• **EXERCISE TASK**: Quote every line of the data below as it stands, omitting pictures.

• **EXTRACTED DATA**:
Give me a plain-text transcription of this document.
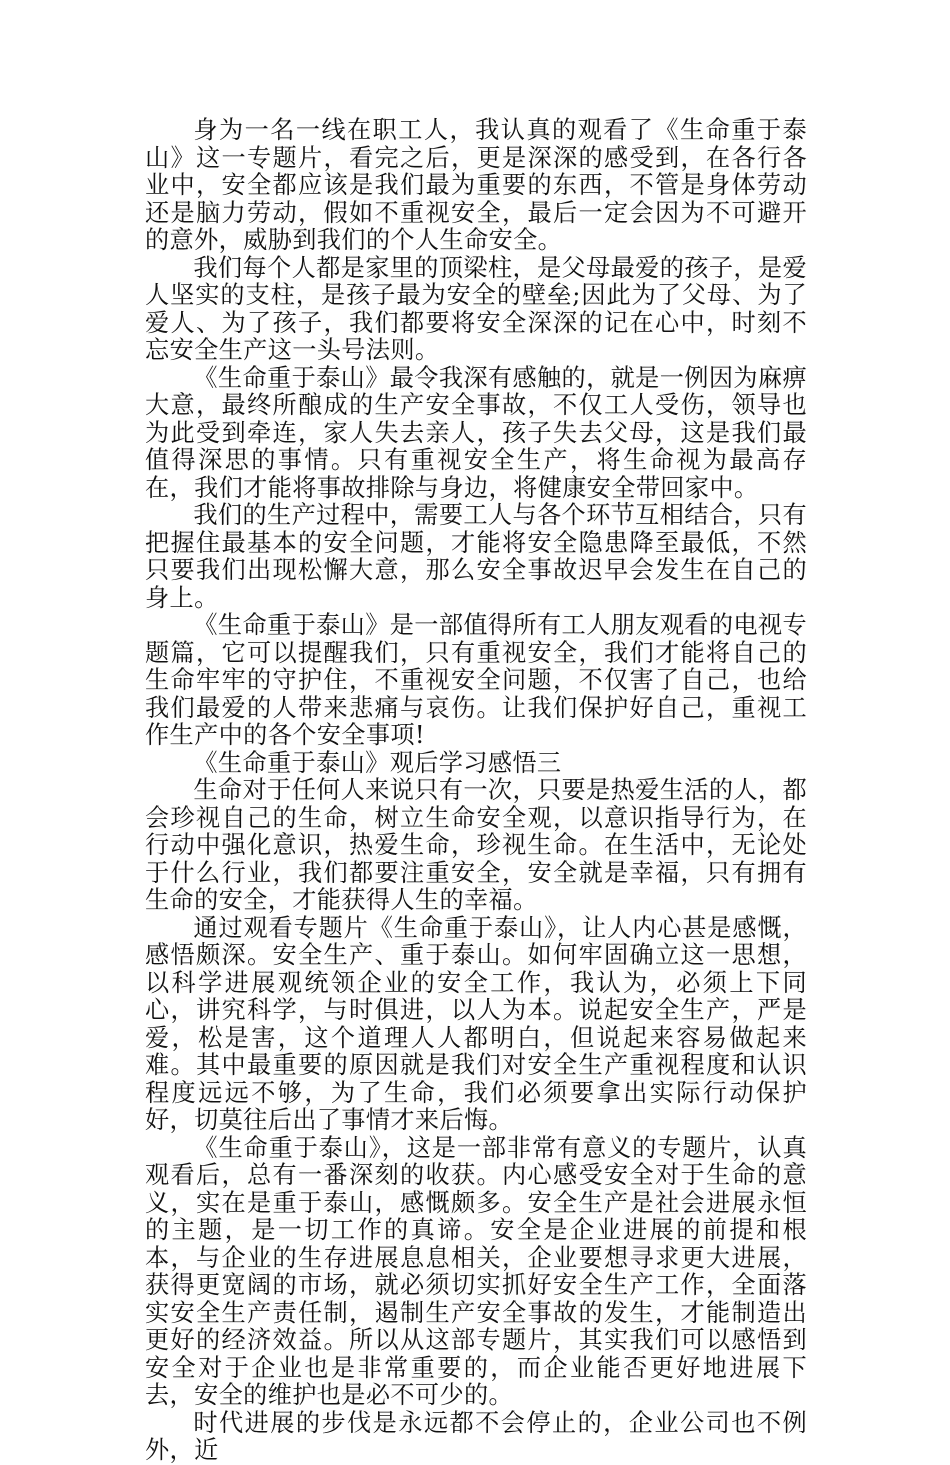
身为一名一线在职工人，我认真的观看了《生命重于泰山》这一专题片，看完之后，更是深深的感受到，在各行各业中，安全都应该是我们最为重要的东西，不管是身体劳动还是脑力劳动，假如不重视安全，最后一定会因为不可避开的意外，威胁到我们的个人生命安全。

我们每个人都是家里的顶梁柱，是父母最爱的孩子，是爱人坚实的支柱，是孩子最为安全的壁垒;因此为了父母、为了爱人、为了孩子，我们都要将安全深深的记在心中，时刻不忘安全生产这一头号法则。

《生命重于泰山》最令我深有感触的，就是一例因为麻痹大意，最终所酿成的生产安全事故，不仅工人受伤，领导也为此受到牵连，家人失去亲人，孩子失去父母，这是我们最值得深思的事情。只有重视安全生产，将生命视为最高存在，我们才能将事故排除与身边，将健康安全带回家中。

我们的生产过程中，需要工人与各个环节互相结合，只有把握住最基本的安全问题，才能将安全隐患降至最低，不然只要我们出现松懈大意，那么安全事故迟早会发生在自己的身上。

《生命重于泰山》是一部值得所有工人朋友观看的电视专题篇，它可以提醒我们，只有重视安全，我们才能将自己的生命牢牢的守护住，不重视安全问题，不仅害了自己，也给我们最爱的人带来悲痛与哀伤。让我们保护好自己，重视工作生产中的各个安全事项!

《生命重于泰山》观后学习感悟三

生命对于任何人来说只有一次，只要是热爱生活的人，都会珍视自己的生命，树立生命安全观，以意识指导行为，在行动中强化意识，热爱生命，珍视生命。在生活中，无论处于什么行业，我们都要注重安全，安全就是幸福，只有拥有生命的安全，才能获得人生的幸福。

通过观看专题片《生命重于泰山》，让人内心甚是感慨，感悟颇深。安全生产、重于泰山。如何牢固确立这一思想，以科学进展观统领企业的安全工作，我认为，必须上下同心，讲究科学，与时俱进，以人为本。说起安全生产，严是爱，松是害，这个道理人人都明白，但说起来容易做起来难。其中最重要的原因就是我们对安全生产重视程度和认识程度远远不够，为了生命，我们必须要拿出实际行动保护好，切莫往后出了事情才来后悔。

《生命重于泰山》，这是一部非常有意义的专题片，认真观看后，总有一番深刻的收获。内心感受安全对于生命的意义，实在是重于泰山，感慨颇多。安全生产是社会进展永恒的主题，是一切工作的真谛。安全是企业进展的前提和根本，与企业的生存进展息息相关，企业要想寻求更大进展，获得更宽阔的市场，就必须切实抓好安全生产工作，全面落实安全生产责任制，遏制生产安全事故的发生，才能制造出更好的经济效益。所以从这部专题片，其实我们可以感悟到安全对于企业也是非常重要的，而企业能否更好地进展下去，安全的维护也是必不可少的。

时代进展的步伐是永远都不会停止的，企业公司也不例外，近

• **FULL OUTPUT**:
Give me a plain-text transcription of this document.
身为一名一线在职工人，我认真的观看了《生命重于泰山》这一专题片，看完之后，更是深深的感受到，在各行各业中，安全都应该是我们最为重要的东西，不管是身体劳动还是脑力劳动，假如不重视安全，最后一定会因为不可避开的意外，威胁到我们的个人生命安全。

我们每个人都是家里的顶梁柱，是父母最爱的孩子，是爱人坚实的支柱，是孩子最为安全的壁垒;因此为了父母、为了爱人、为了孩子，我们都要将安全深深的记在心中，时刻不忘安全生产这一头号法则。

《生命重于泰山》最令我深有感触的，就是一例因为麻痹大意，最终所酿成的生产安全事故，不仅工人受伤，领导也为此受到牵连，家人失去亲人，孩子失去父母，这是我们最值得深思的事情。只有重视安全生产，将生命视为最高存在，我们才能将事故排除与身边，将健康安全带回家中。

我们的生产过程中，需要工人与各个环节互相结合，只有把握住最基本的安全问题，才能将安全隐患降至最低，不然只要我们出现松懈大意，那么安全事故迟早会发生在自己的身上。

《生命重于泰山》是一部值得所有工人朋友观看的电视专题篇，它可以提醒我们，只有重视安全，我们才能将自己的生命牢牢的守护住，不重视安全问题，不仅害了自己，也给我们最爱的人带来悲痛与哀伤。让我们保护好自己，重视工作生产中的各个安全事项!

《生命重于泰山》观后学习感悟三

生命对于任何人来说只有一次，只要是热爱生活的人，都会珍视自己的生命，树立生命安全观，以意识指导行为，在行动中强化意识，热爱生命，珍视生命。在生活中，无论处于什么行业，我们都要注重安全，安全就是幸福，只有拥有生命的安全，才能获得人生的幸福。

通过观看专题片《生命重于泰山》，让人内心甚是感慨，感悟颇深。安全生产、重于泰山。如何牢固确立这一思想，以科学进展观统领企业的安全工作，我认为，必须上下同心，讲究科学，与时俱进，以人为本。说起安全生产，严是爱，松是害，这个道理人人都明白，但说起来容易做起来难。其中最重要的原因就是我们对安全生产重视程度和认识程度远远不够，为了生命，我们必须要拿出实际行动保护好，切莫往后出了事情才来后悔。

《生命重于泰山》，这是一部非常有意义的专题片，认真观看后，总有一番深刻的收获。内心感受安全对于生命的意义，实在是重于泰山，感慨颇多。安全生产是社会进展永恒的主题，是一切工作的真谛。安全是企业进展的前提和根本，与企业的生存进展息息相关，企业要想寻求更大进展，获得更宽阔的市场，就必须切实抓好安全生产工作，全面落实安全生产责任制，遏制生产安全事故的发生，才能制造出更好的经济效益。所以从这部专题片，其实我们可以感悟到安全对于企业也是非常重要的，而企业能否更好地进展下去，安全的维护也是必不可少的。

时代进展的步伐是永远都不会停止的，企业公司也不例外，近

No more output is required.